(Data records)
BEGIN
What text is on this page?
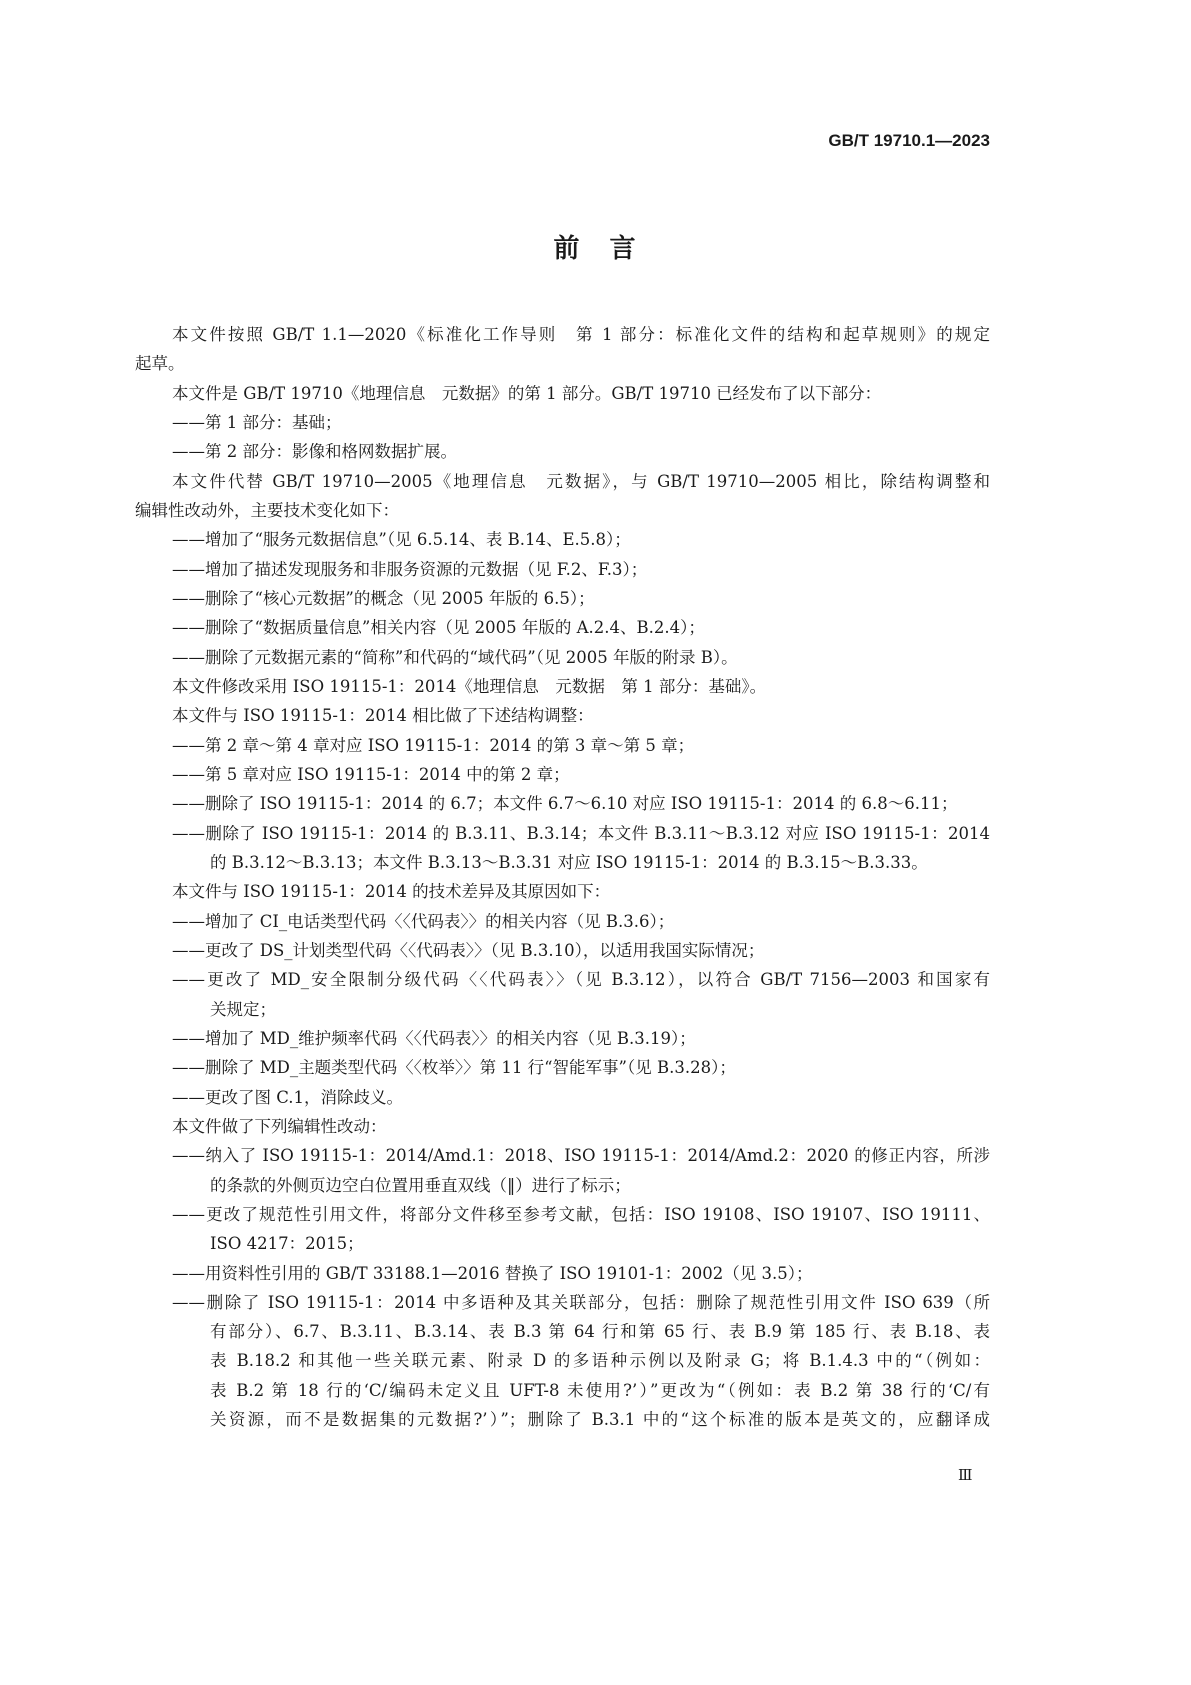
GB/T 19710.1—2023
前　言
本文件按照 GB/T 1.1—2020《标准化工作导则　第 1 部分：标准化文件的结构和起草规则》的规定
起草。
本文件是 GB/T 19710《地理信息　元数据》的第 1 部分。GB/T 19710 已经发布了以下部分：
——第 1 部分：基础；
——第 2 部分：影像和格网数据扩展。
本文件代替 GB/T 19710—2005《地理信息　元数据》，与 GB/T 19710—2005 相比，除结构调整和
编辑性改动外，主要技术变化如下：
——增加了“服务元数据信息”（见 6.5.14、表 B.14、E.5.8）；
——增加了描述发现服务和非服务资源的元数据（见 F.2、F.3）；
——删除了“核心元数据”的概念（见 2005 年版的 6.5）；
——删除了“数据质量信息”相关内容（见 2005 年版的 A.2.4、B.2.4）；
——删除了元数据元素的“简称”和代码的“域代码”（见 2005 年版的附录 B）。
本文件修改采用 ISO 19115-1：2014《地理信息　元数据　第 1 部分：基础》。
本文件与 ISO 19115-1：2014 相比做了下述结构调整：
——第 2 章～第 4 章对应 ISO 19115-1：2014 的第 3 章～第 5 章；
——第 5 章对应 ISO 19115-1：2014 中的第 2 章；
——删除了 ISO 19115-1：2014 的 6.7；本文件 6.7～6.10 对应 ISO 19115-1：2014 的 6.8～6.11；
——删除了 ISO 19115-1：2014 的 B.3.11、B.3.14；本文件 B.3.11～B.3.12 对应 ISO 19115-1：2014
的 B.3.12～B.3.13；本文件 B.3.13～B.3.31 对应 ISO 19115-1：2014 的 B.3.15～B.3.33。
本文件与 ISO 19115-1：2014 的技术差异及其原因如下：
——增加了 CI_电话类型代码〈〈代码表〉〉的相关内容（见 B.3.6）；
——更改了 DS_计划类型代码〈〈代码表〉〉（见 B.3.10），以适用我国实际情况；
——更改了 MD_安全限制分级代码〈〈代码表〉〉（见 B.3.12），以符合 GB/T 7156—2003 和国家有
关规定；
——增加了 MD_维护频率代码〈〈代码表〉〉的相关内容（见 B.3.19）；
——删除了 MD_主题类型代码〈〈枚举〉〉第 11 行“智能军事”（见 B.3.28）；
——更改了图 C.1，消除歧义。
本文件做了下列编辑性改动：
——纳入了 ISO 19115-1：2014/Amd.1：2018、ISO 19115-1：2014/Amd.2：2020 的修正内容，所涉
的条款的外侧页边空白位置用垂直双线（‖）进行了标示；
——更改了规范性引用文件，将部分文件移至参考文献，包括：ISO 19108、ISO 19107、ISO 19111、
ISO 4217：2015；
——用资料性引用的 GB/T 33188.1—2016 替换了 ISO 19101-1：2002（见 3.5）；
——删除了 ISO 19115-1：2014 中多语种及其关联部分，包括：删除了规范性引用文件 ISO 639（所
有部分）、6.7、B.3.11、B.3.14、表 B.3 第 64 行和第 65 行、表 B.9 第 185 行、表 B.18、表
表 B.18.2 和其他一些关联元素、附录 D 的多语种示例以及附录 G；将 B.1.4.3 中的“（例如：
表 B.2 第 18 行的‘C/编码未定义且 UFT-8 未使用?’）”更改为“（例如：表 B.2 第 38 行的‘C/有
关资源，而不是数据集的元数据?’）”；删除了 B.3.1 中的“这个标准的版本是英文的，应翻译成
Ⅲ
END
What is the number of lines that contain "本文件与"? Reply with that number alone.

2